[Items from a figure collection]

··········

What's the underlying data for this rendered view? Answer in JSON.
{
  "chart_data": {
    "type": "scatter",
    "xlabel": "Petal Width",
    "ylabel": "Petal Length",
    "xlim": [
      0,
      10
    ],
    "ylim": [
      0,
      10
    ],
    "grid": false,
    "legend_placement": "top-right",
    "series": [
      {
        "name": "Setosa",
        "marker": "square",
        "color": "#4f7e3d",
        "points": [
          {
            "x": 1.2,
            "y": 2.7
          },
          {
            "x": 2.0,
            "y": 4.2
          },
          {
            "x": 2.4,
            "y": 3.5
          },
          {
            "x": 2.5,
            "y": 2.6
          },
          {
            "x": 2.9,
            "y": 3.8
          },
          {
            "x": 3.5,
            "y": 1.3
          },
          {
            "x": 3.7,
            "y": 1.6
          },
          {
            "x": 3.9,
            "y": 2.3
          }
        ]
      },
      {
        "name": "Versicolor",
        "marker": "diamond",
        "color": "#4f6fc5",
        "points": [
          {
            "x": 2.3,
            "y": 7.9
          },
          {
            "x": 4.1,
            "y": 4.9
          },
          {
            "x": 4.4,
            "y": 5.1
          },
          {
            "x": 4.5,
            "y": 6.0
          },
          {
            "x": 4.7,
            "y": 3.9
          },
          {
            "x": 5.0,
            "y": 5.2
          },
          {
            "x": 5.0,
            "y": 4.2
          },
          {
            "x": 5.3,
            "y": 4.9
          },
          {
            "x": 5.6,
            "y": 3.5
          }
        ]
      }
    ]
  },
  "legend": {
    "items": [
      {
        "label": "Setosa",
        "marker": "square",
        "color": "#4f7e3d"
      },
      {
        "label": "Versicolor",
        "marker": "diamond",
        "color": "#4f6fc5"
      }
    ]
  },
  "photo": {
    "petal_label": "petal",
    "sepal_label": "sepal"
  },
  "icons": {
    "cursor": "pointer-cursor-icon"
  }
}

··········

> **PROBLEM DESCRIPTION**
Once more, set down the full listing, verbatim.

> **ANSWER TO THIS PROBLEM**
What's the underlying data for this rendered view? Answer in JSON.
{
  "chart_data": {
    "type": "scatter",
    "xlabel": "Petal Width",
    "ylabel": "Petal Length",
    "xlim": [
      0,
      10
    ],
    "ylim": [
      0,
      10
    ],
    "grid": false,
    "legend_placement": "top-right",
    "series": [
      {
        "name": "Setosa",
        "marker": "square",
        "color": "#4f7e3d",
        "points": [
          {
            "x": 1.2,
            "y": 2.7
          },
          {
            "x": 2.0,
            "y": 4.2
          },
          {
            "x": 2.4,
            "y": 3.5
          },
          {
            "x": 2.5,
            "y": 2.6
          },
          {
            "x": 2.9,
            "y": 3.8
          },
          {
            "x": 3.5,
            "y": 1.3
          },
          {
            "x": 3.7,
            "y": 1.6
          },
          {
            "x": 3.9,
            "y": 2.3
          }
        ]
      },
      {
        "name": "Versicolor",
        "marker": "diamond",
        "color": "#4f6fc5",
        "points": [
          {
            "x": 2.3,
            "y": 7.9
          },
          {
            "x": 4.1,
            "y": 4.9
          },
          {
            "x": 4.4,
            "y": 5.1
          },
          {
            "x": 4.5,
            "y": 6.0
          },
          {
            "x": 4.7,
            "y": 3.9
          },
          {
            "x": 5.0,
            "y": 5.2
          },
          {
            "x": 5.0,
            "y": 4.2
          },
          {
            "x": 5.3,
            "y": 4.9
          },
          {
            "x": 5.6,
            "y": 3.5
          }
        ]
      }
    ]
  },
  "legend": {
    "items": [
      {
        "label": "Setosa",
        "marker": "square",
        "color": "#4f7e3d"
      },
      {
        "label": "Versicolor",
        "marker": "diamond",
        "color": "#4f6fc5"
      }
    ]
  },
  "photo": {
    "petal_label": "petal",
    "sepal_label": "sepal"
  },
  "icons": {
    "cursor": "pointer-cursor-icon"
  }
}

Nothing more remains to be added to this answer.